____ Data shown
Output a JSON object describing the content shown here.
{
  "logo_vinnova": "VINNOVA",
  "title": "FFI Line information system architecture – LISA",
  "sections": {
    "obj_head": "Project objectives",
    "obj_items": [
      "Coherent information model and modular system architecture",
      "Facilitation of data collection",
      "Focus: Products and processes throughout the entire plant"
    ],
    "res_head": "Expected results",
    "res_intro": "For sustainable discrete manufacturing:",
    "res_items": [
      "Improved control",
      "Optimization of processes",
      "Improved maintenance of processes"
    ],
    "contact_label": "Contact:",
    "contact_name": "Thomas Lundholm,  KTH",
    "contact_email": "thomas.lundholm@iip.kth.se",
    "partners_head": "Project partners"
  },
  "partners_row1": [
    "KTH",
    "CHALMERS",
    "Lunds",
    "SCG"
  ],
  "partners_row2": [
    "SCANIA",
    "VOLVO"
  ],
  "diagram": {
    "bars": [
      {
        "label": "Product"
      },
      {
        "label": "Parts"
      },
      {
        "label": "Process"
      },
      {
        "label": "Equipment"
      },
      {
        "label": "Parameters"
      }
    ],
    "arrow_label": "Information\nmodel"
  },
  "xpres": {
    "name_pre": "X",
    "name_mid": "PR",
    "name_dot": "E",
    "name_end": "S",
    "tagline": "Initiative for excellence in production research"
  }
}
________
Exercise:
Output all preceding records character for character.

Written reply:
Output a JSON object describing the content shown here.
{
  "logo_vinnova": "VINNOVA",
  "title": "FFI Line information system architecture – LISA",
  "sections": {
    "obj_head": "Project objectives",
    "obj_items": [
      "Coherent information model and modular system architecture",
      "Facilitation of data collection",
      "Focus: Products and processes throughout the entire plant"
    ],
    "res_head": "Expected results",
    "res_intro": "For sustainable discrete manufacturing:",
    "res_items": [
      "Improved control",
      "Optimization of processes",
      "Improved maintenance of processes"
    ],
    "contact_label": "Contact:",
    "contact_name": "Thomas Lundholm,  KTH",
    "contact_email": "thomas.lundholm@iip.kth.se",
    "partners_head": "Project partners"
  },
  "partners_row1": [
    "KTH",
    "CHALMERS",
    "Lunds",
    "SCG"
  ],
  "partners_row2": [
    "SCANIA",
    "VOLVO"
  ],
  "diagram": {
    "bars": [
      {
        "label": "Product"
      },
      {
        "label": "Parts"
      },
      {
        "label": "Process"
      },
      {
        "label": "Equipment"
      },
      {
        "label": "Parameters"
      }
    ],
    "arrow_label": "Information\nmodel"
  },
  "xpres": {
    "name_pre": "X",
    "name_mid": "PR",
    "name_dot": "E",
    "name_end": "S",
    "tagline": "Initiative for excellence in production research"
  }
}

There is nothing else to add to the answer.